__Work instructions__. Reproduce every record below exactly as written, leaving out any pictures.

__Recorded information__.
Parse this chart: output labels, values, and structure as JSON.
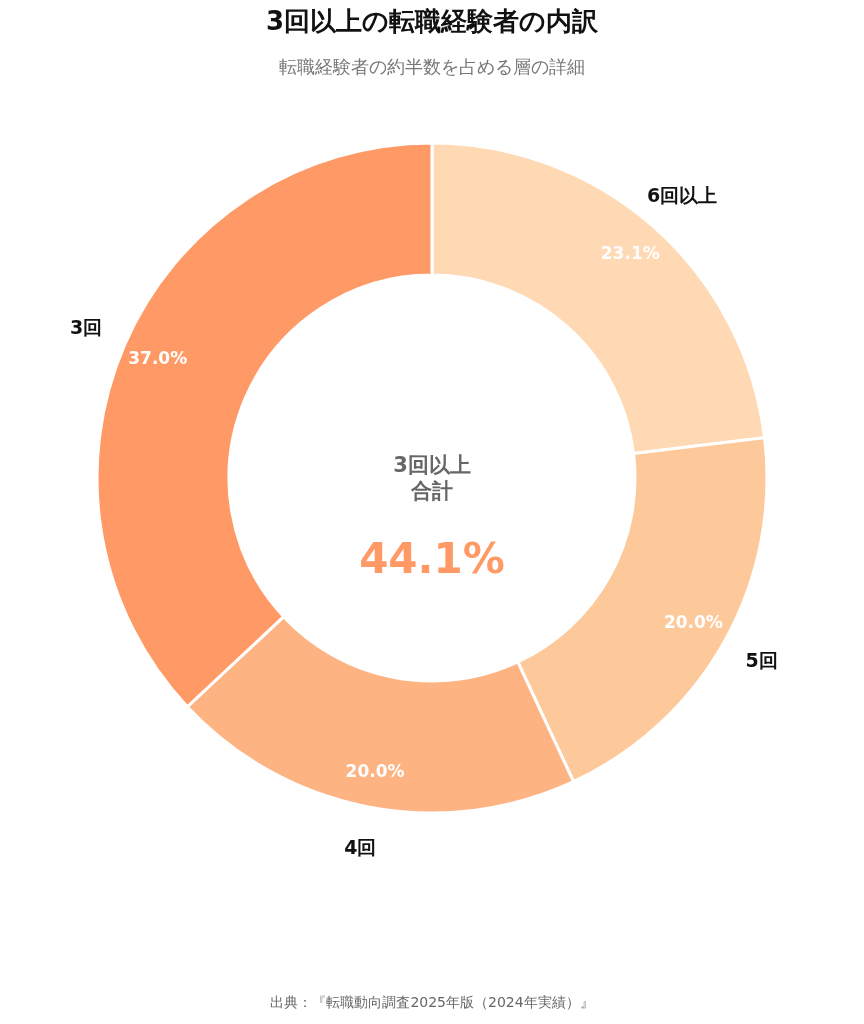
{
  "chart_data": {
    "type": "donut",
    "title": "3回以上の転職経験者の内訳",
    "subtitle": "転職経験者の約半数を占める層の詳細",
    "categories": [
      "6回以上",
      "5回",
      "4回",
      "3回"
    ],
    "values": [
      23.1,
      20.0,
      20.0,
      37.0
    ],
    "colors": [
      "#fed9b4",
      "#fec99a",
      "#feb383",
      "#ff9966"
    ],
    "value_labels": [
      "23.1%",
      "20.0%",
      "20.0%",
      "37.0%"
    ],
    "annotations": [
      "3回以上",
      "合計",
      "44.1%",
      "出典：『転職動向調査2025年版（2024年実績）』"
    ]
  }
}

__Exercise output__.
Parse this chart: output labels, values, and structure as JSON.
{
  "chart_data": {
    "type": "donut",
    "title": "3回以上の転職経験者の内訳",
    "subtitle": "転職経験者の約半数を占める層の詳細",
    "categories": [
      "6回以上",
      "5回",
      "4回",
      "3回"
    ],
    "values": [
      23.1,
      20.0,
      20.0,
      37.0
    ],
    "colors": [
      "#fed9b4",
      "#fec99a",
      "#feb383",
      "#ff9966"
    ],
    "value_labels": [
      "23.1%",
      "20.0%",
      "20.0%",
      "37.0%"
    ],
    "annotations": [
      "3回以上",
      "合計",
      "44.1%",
      "出典：『転職動向調査2025年版（2024年実績）』"
    ]
  }
}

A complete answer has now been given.